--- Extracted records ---
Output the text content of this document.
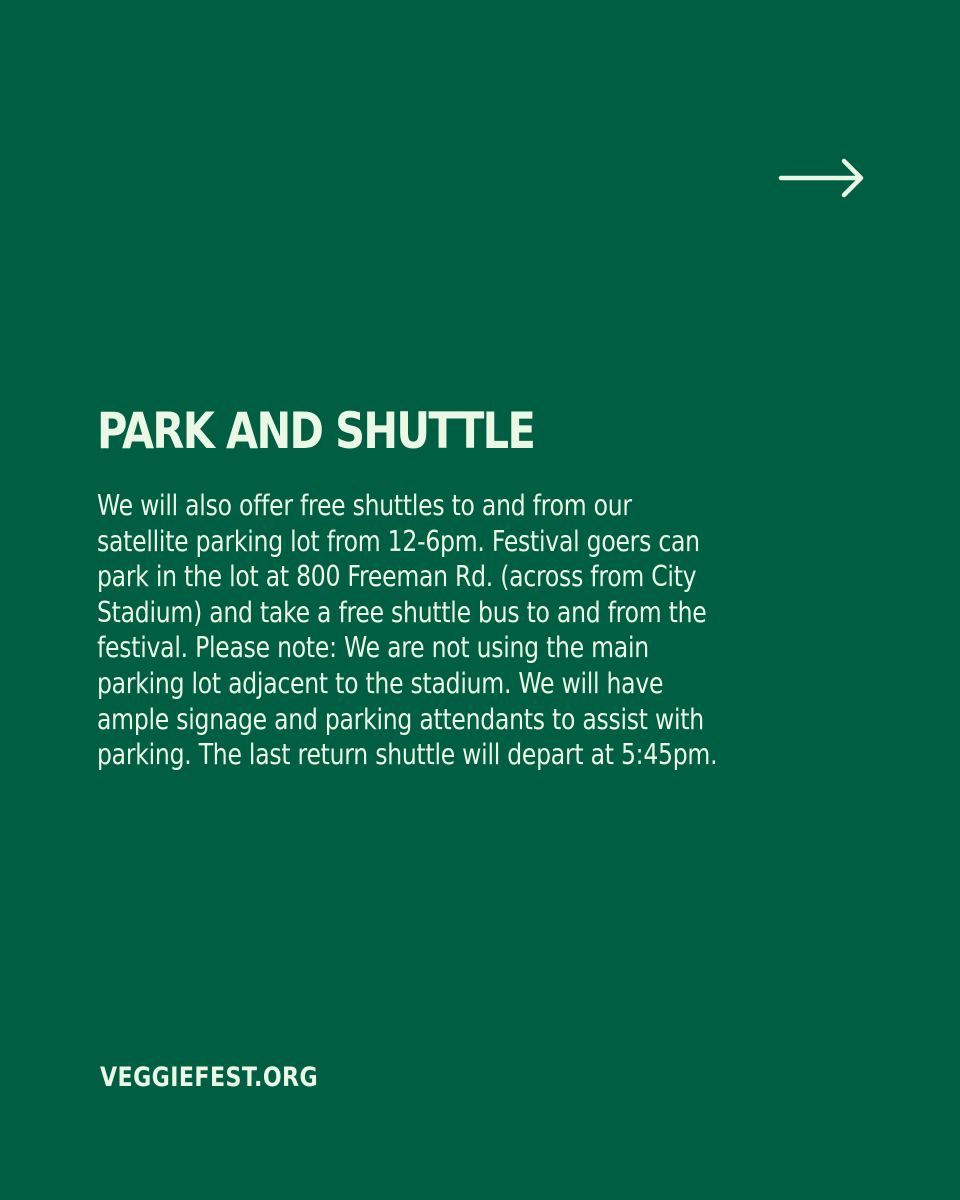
PARK AND SHUTTLE

We will also offer free shuttles to and from our
satellite parking lot from 12-6pm. Festival goers can
park in the lot at 800 Freeman Rd. (across from City
Stadium) and take a free shuttle bus to and from the
festival. Please note: We are not using the main
parking lot adjacent to the stadium. We will have
ample signage and parking attendants to assist with
parking. The last return shuttle will depart at 5:45pm.

VEGGIEFEST.ORG
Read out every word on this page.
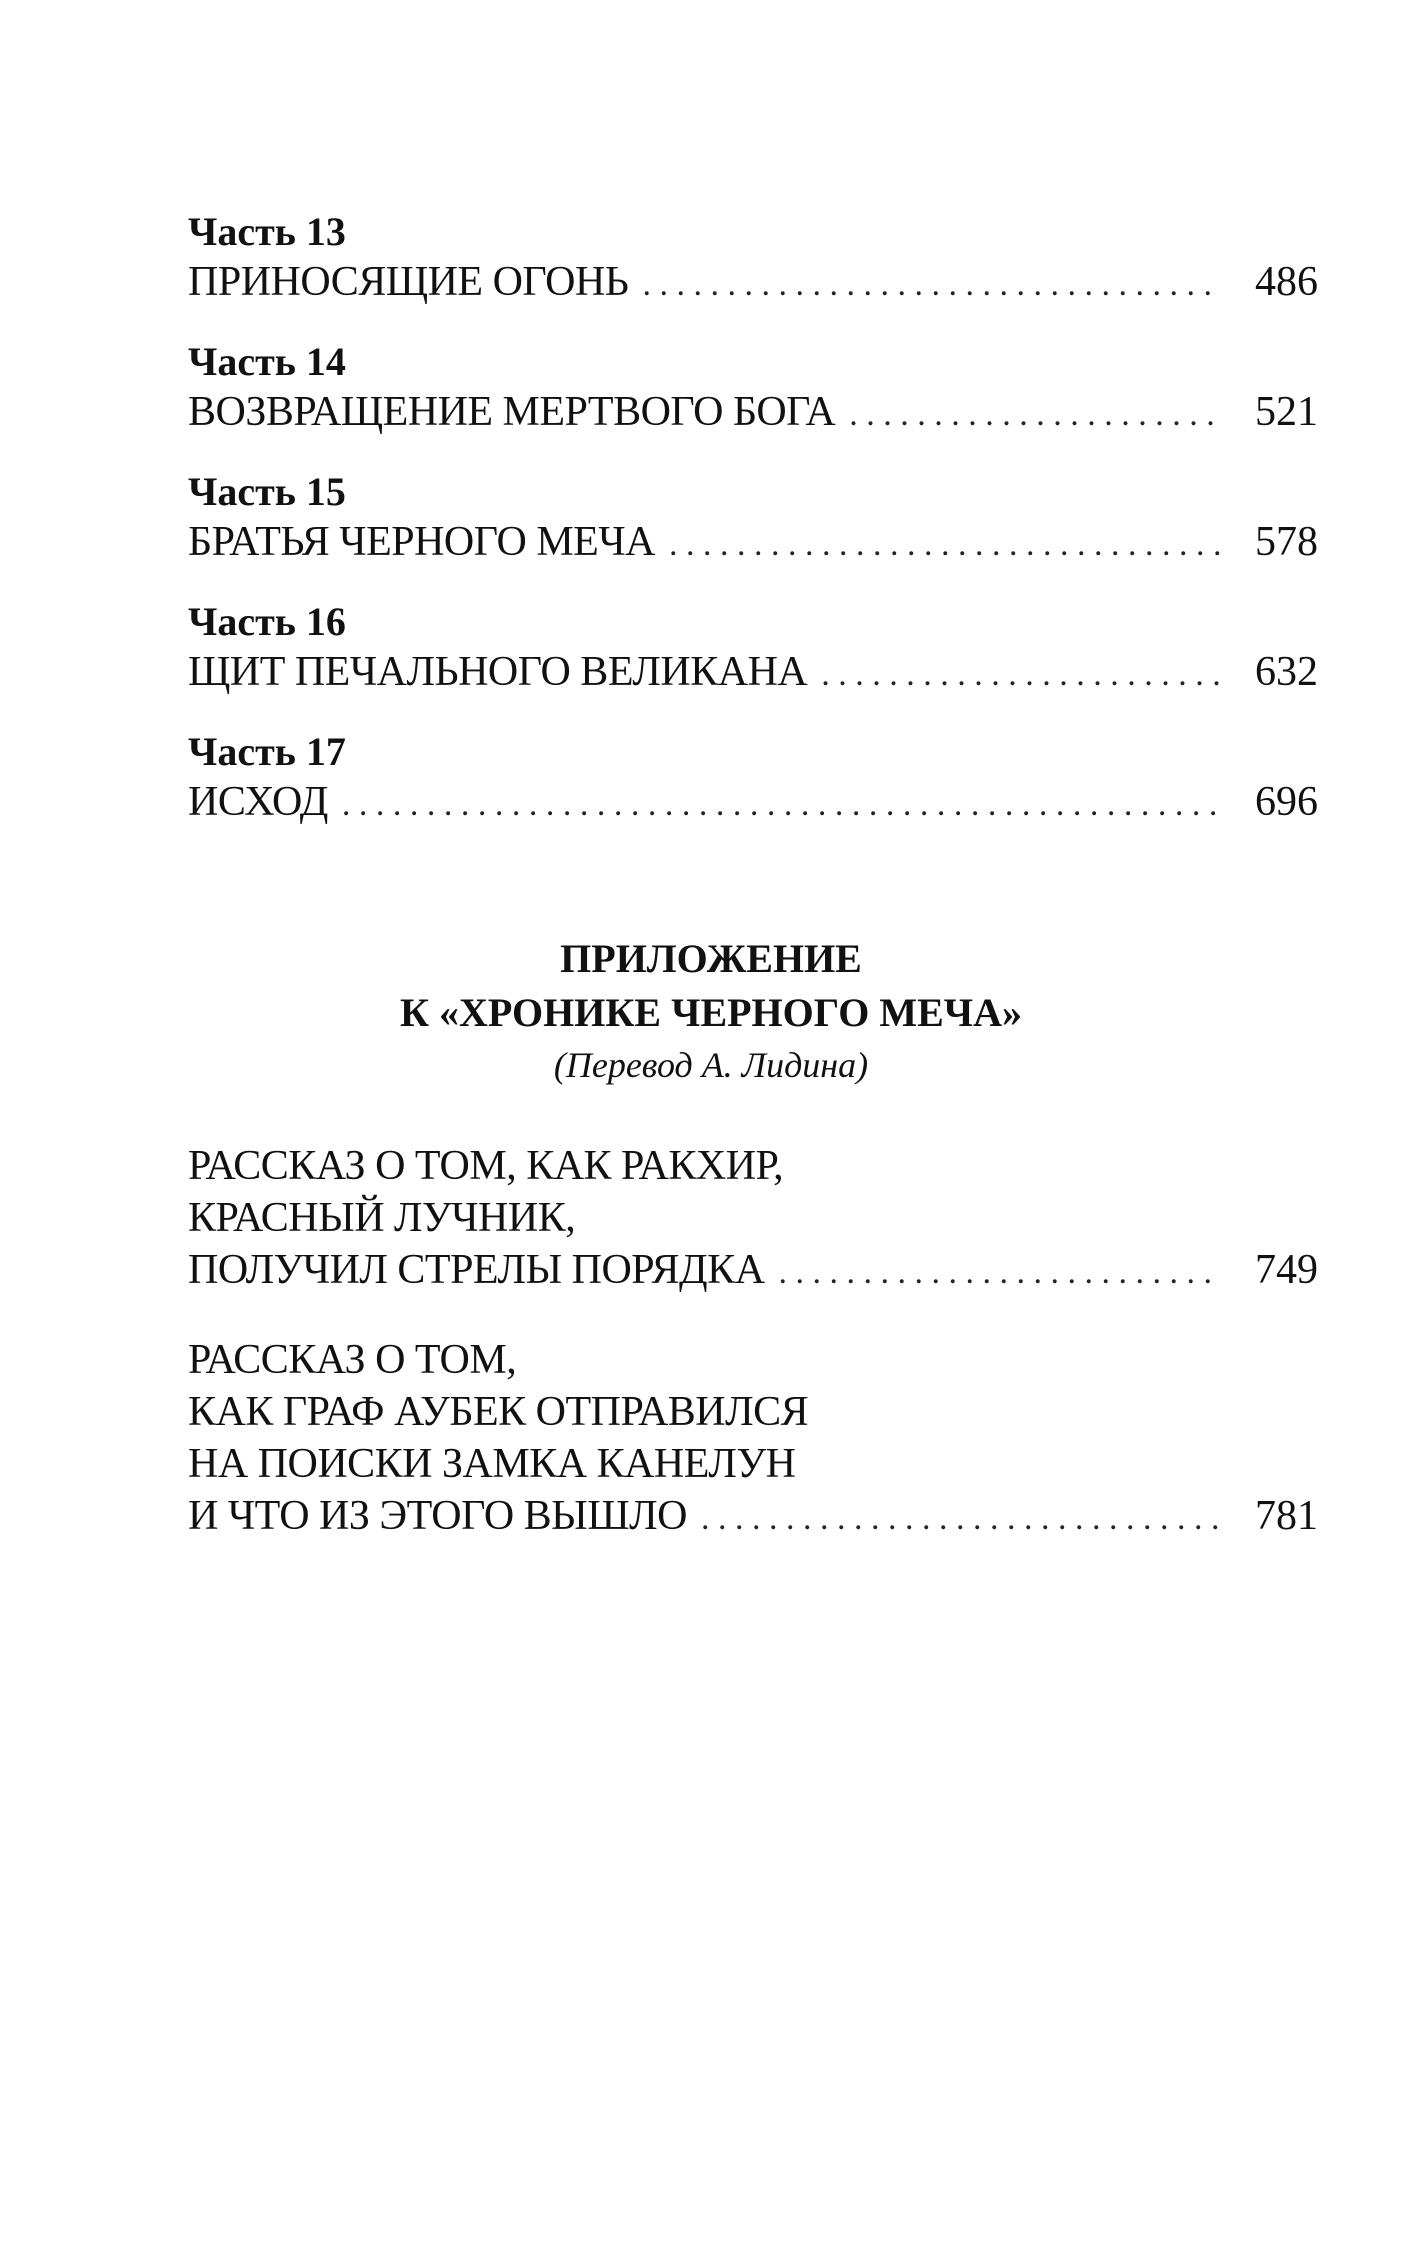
Часть 13
ПРИНОСЯЩИЕ ОГОНЬ . . .	486
Часть 14
ВОЗВРАЩЕНИЕ МЕРТВОГО БОГА . . .	521
Часть 15
БРАТЬЯ ЧЕРНОГО МЕЧА . . .	578
Часть 16
ЩИТ ПЕЧАЛЬНОГО ВЕЛИКАНА . . .	632
Часть 17
ИСХОД . . .	696
ПРИЛОЖЕНИЕ
К «ХРОНИКЕ ЧЕРНОГО МЕЧА»
(Перевод А. Лидина)
РАССКАЗ О ТОМ, КАК РАКХИР,
КРАСНЫЙ ЛУЧНИК,
ПОЛУЧИЛ СТРЕЛЫ ПОРЯДКА . . .	749
РАССКАЗ О ТОМ,
КАК ГРАФ АУБЕК ОТПРАВИЛСЯ
НА ПОИСКИ ЗАМКА КАНЕЛУН
И ЧТО ИЗ ЭТОГО ВЫШЛО . . .	781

--- Work to be completed ---
Among the lines of the material, find those that hold the word "this" and copy them.

--- Written solution ---
Output the text content of this document.
Read out every word on this page.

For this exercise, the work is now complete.